- WHAT IS REQUIRED -
Extract, exactly as written, the line that contains "Give me a plain-text" and all lines after it through the end of the records. Omit pictures.

[Saved entries]
********

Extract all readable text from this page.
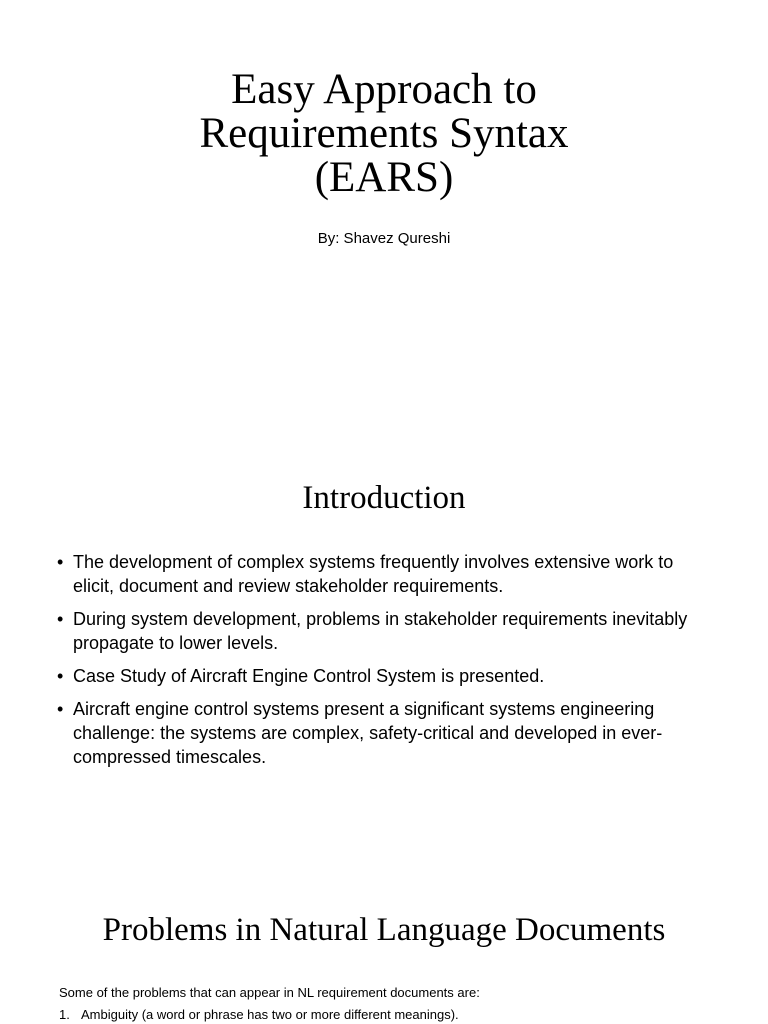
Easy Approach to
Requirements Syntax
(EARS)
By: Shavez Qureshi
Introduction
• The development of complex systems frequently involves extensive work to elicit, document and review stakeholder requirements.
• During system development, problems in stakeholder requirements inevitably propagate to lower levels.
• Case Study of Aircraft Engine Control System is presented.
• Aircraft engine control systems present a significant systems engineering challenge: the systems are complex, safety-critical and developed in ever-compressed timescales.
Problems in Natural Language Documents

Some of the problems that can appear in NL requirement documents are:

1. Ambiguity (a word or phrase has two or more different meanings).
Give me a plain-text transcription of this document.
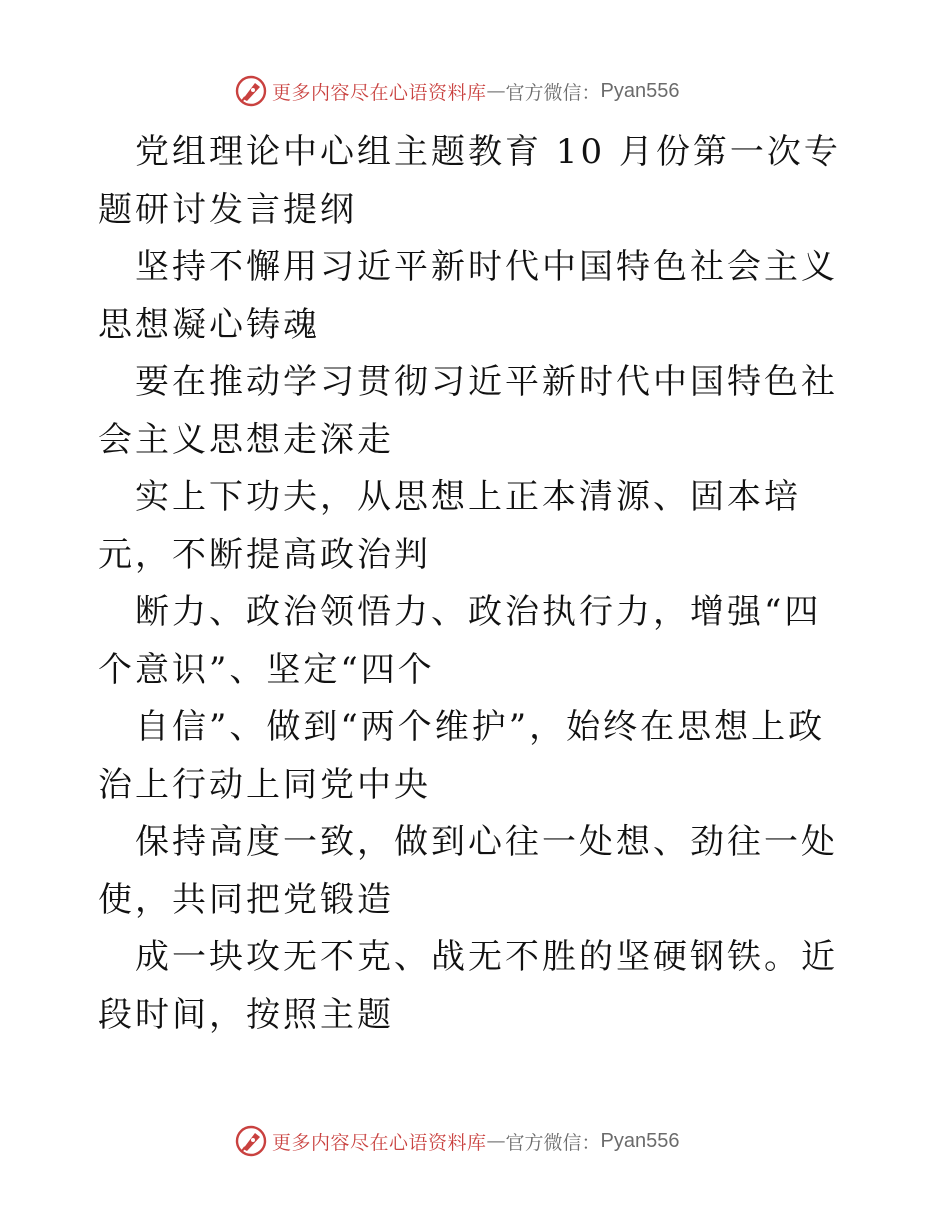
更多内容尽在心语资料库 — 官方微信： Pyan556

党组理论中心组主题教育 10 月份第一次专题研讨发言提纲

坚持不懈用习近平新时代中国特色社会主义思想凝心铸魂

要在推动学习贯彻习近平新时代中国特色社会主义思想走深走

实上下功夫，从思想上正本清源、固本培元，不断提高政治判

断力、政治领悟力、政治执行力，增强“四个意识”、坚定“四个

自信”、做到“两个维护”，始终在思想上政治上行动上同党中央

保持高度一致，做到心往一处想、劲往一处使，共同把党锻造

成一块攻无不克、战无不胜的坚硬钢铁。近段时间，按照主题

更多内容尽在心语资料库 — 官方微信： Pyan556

********

- RESULT -
Give me a plain-text transcription of this document.
更多内容尽在心语资料库 — 官方微信： Pyan556

党组理论中心组主题教育 10 月份第一次专题研讨发言提纲

坚持不懈用习近平新时代中国特色社会主义思想凝心铸魂

要在推动学习贯彻习近平新时代中国特色社会主义思想走深走

实上下功夫，从思想上正本清源、固本培元，不断提高政治判

断力、政治领悟力、政治执行力，增强“四个意识”、坚定“四个

自信”、做到“两个维护”，始终在思想上政治上行动上同党中央

保持高度一致，做到心往一处想、劲往一处使，共同把党锻造

成一块攻无不克、战无不胜的坚硬钢铁。近段时间，按照主题

更多内容尽在心语资料库 — 官方微信： Pyan556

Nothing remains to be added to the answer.